# Instructions for the task
Give every line of the data again, unchanged, but with no pictures.

# Material for this task
_____

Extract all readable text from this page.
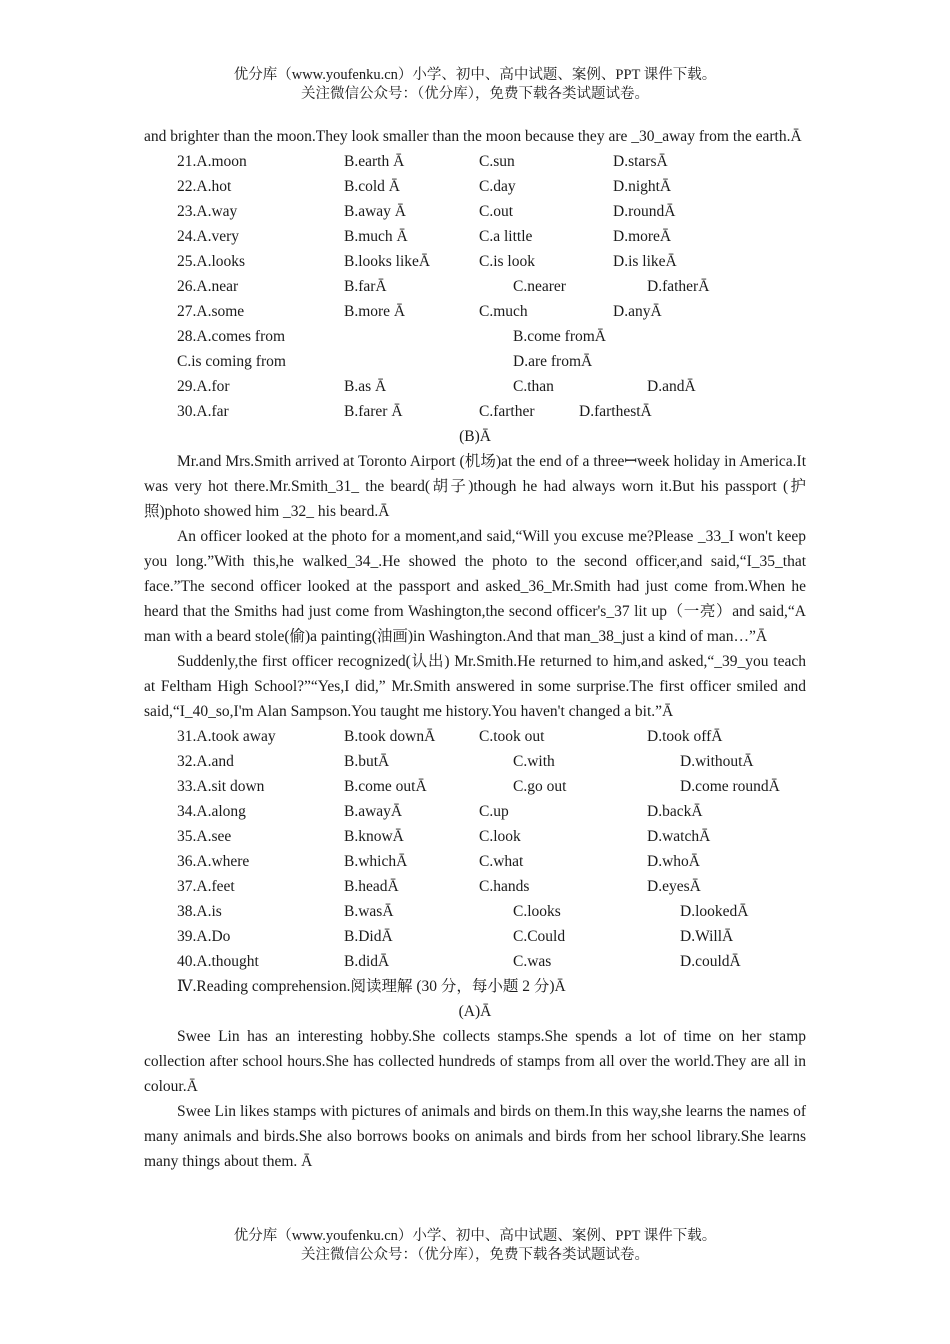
优分库（www.youfenku.cn）小学、初中、高中试题、案例、PPT 课件下载。
关注微信公众号：（优分库），免费下载各类试题试卷。
and brighter than the moon.They look smaller than the moon because they are _30_away from the earth.Ā
21.A.moon	B.earth Ā	C.sun	D.starsĀ
22.A.hot	B.cold Ā	C.day	D.nightĀ
23.A.way	B.away Ā	C.out	D.roundĀ
24.A.very	B.much Ā	C.a little	D.moreĀ
25.A.looks	B.looks likeĀ	C.is look	D.is likeĀ
26.A.near	B.farĀ	C.nearer	D.fatherĀ
27.A.some	B.more Ā	C.much	D.anyĀ
28.A.comes from	B.come fromĀ
C.is coming from	D.are fromĀ
29.A.for	B.as Ā	C.than	D.andĀ
30.A.far	B.farer Ā	C.farther	D.farthestĀ
(B)Ā
Mr.and Mrs.Smith arrived at Toronto Airport (机场)at the end of a threeꟷweek holiday in America.It was very hot there.Mr.Smith_31_ the beard(胡子)though he had always worn it.But his passport (护照)photo showed him _32_ his beard.Ā
An officer looked at the photo for a moment,and said,“Will you excuse me?Please _33_I won't keep you long.”With this,he walked_34_.He showed the photo to the second officer,and said,“I_35_that face.”The second officer looked at the passport and asked_36_Mr.Smith had just come from.When he heard that the Smiths had just come from Washington,the second officer's_37 lit up（一亮）and said,“A man with a beard stole(偷)a painting(油画)in Washington.And that man_38_just a kind of man…”Ā
Suddenly,the first officer recognized(认出) Mr.Smith.He returned to him,and asked,“_39_you teach at Feltham High School?”“Yes,I did,” Mr.Smith answered in some surprise.The first officer smiled and said,“I_40_so,I'm Alan Sampson.You taught me history.You haven't changed a bit.”Ā
31.A.took away	B.took downĀ	C.took out	D.took offĀ
32.A.and	B.butĀ	C.with	D.withoutĀ
33.A.sit down	B.come outĀ	C.go out	D.come roundĀ
34.A.along	B.awayĀ	C.up	D.backĀ
35.A.see	B.knowĀ	C.look	D.watchĀ
36.A.where	B.whichĀ	C.what	D.whoĀ
37.A.feet	B.headĀ	C.hands	D.eyesĀ
38.A.is	B.wasĀ	C.looks	D.lookedĀ
39.A.Do	B.DidĀ	C.Could	D.WillĀ
40.A.thought	B.didĀ	C.was	D.couldĀ
Ⅳ.Reading comprehension.阅读理解 (30 分，每小题 2 分)Ā
(A)Ā
Swee Lin has an interesting hobby.She collects stamps.She spends a lot of time on her stamp collection after school hours.She has collected hundreds of stamps from all over the world.They are all in colour.Ā
Swee Lin likes stamps with pictures of animals and birds on them.In this way,she learns the names of many animals and birds.She also borrows books on animals and birds from her school library.She learns many things about them. Ā
优分库（www.youfenku.cn）小学、初中、高中试题、案例、PPT 课件下载。
关注微信公众号：（优分库），免费下载各类试题试卷。
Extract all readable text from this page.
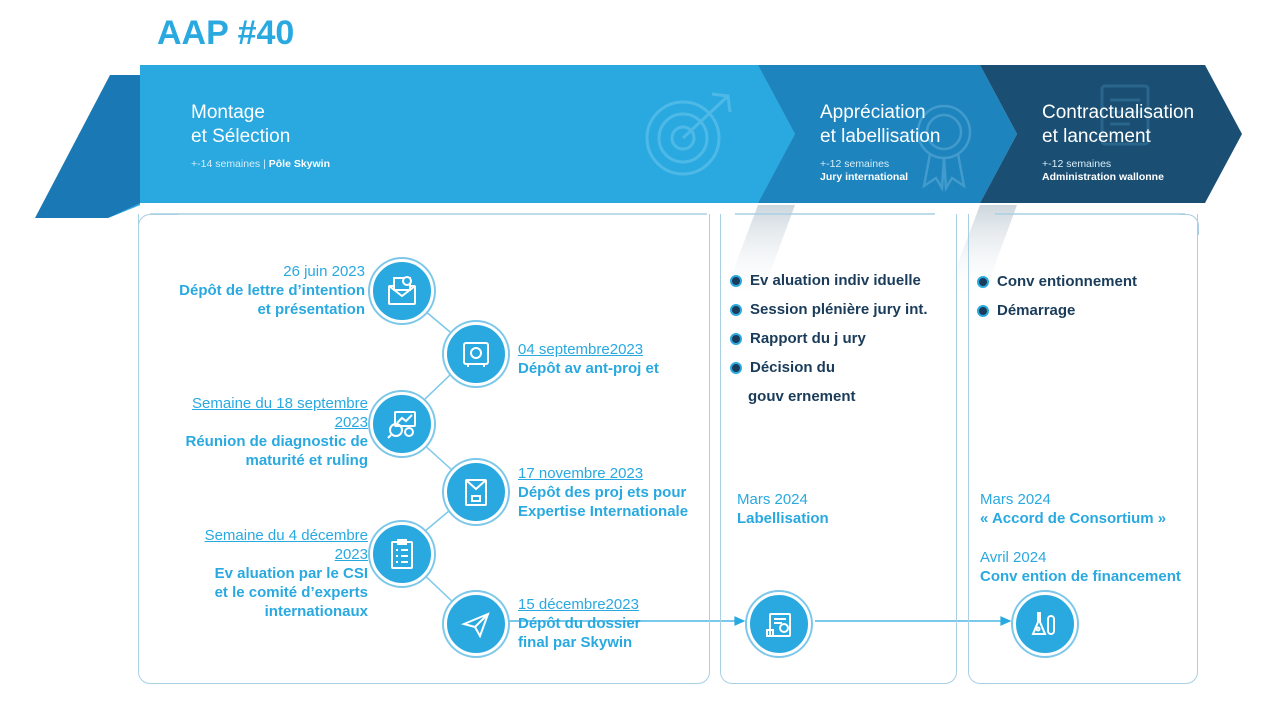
AAP #40
Montage
et Sélection
+-14 semaines | Pôle Skywin
Appréciation
et labellisation
+-12 semaines
Jury international
Contractualisation
et lancement
+-12 semaines
Administration wallonne
26 juin 2023
Dépôt de lettre d’intention
et présentation
04 septembre2023
Dépôt av ant-proj et
Semaine du 18 septembre
2023
Réunion de diagnostic de
maturité et ruling
17 novembre 2023
Dépôt des proj ets pour
Expertise Internationale
Semaine du 4 décembre
2023
Ev aluation par le CSI
et le comité d’experts
internationaux	15 décembre2023
Dépôt du dossier
final par Skywin
Ev aluation indiv iduelle
Session plénière jury int.
Rapport du j ury
Décision du
gouv ernement
Mars 2024
Labellisation
Conv entionnement
Démarrage
Mars 2024
« Accord de Consortium »
Avril 2024
Conv ention de financement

_____

# Output
Extract all readable text from this page.
优分库（www.youfenku.cn）小学、初中、高中试题、案例、PPT 课件下载。
关注微信公众号：（优分库），免费下载各类试题试卷。
and brighter than the moon.They look smaller than the moon because they are _30_away from the earth.Ā
21.A.moon	B.earth Ā	C.sun	D.starsĀ
22.A.hot	B.cold Ā	C.day	D.nightĀ
23.A.way	B.away Ā	C.out	D.roundĀ
24.A.very	B.much Ā	C.a little	D.moreĀ
25.A.looks	B.looks likeĀ	C.is look	D.is likeĀ
26.A.near	B.farĀ	C.nearer	D.fatherĀ
27.A.some	B.more Ā	C.much	D.anyĀ
28.A.comes from	B.come fromĀ
C.is coming from	D.are fromĀ
29.A.for	B.as Ā	C.than	D.andĀ
30.A.far	B.farer Ā	C.farther	D.farthestĀ
(B)Ā
Mr.and Mrs.Smith arrived at Toronto Airport (机场)at the end of a threeꟷweek holiday in America.It was very hot there.Mr.Smith_31_ the beard(胡子)though he had always worn it.But his passport (护照)photo showed him _32_ his beard.Ā
An officer looked at the photo for a moment,and said,“Will you excuse me?Please _33_I won't keep you long.”With this,he walked_34_.He showed the photo to the second officer,and said,“I_35_that face.”The second officer looked at the passport and asked_36_Mr.Smith had just come from.When he heard that the Smiths had just come from Washington,the second officer's_37 lit up（一亮）and said,“A man with a beard stole(偷)a painting(油画)in Washington.And that man_38_just a kind of man…”Ā
Suddenly,the first officer recognized(认出) Mr.Smith.He returned to him,and asked,“_39_you teach at Feltham High School?”“Yes,I did,” Mr.Smith answered in some surprise.The first officer smiled and said,“I_40_so,I'm Alan Sampson.You taught me history.You haven't changed a bit.”Ā
31.A.took away	B.took downĀ	C.took out	D.took offĀ
32.A.and	B.butĀ	C.with	D.withoutĀ
33.A.sit down	B.come outĀ	C.go out	D.come roundĀ
34.A.along	B.awayĀ	C.up	D.backĀ
35.A.see	B.knowĀ	C.look	D.watchĀ
36.A.where	B.whichĀ	C.what	D.whoĀ
37.A.feet	B.headĀ	C.hands	D.eyesĀ
38.A.is	B.wasĀ	C.looks	D.lookedĀ
39.A.Do	B.DidĀ	C.Could	D.WillĀ
40.A.thought	B.didĀ	C.was	D.couldĀ
Ⅳ.Reading comprehension.阅读理解 (30 分，每小题 2 分)Ā
(A)Ā
Swee Lin has an interesting hobby.She collects stamps.She spends a lot of time on her stamp collection after school hours.She has collected hundreds of stamps from all over the world.They are all in colour.Ā
Swee Lin likes stamps with pictures of animals and birds on them.In this way,she learns the names of many animals and birds.She also borrows books on animals and birds from her school library.She learns many things about them. Ā
优分库（www.youfenku.cn）小学、初中、高中试题、案例、PPT 课件下载。
关注微信公众号：（优分库），免费下载各类试题试卷。
Extract all readable text from this page.
AAP #40
Montage
et Sélection
+-14 semaines | Pôle Skywin
Appréciation
et labellisation
+-12 semaines
Jury international
Contractualisation
et lancement
+-12 semaines
Administration wallonne
26 juin 2023
Dépôt de lettre d’intention
et présentation
04 septembre2023
Dépôt av ant-proj et
Semaine du 18 septembre
2023
Réunion de diagnostic de
maturité et ruling
17 novembre 2023
Dépôt des proj ets pour
Expertise Internationale
Semaine du 4 décembre
2023
Ev aluation par le CSI
et le comité d’experts
internationaux	15 décembre2023
Dépôt du dossier
final par Skywin
Ev aluation indiv iduelle
Session plénière jury int.
Rapport du j ury
Décision du
gouv ernement
Mars 2024
Labellisation
Conv entionnement
Démarrage
Mars 2024
« Accord de Consortium »
Avril 2024
Conv ention de financement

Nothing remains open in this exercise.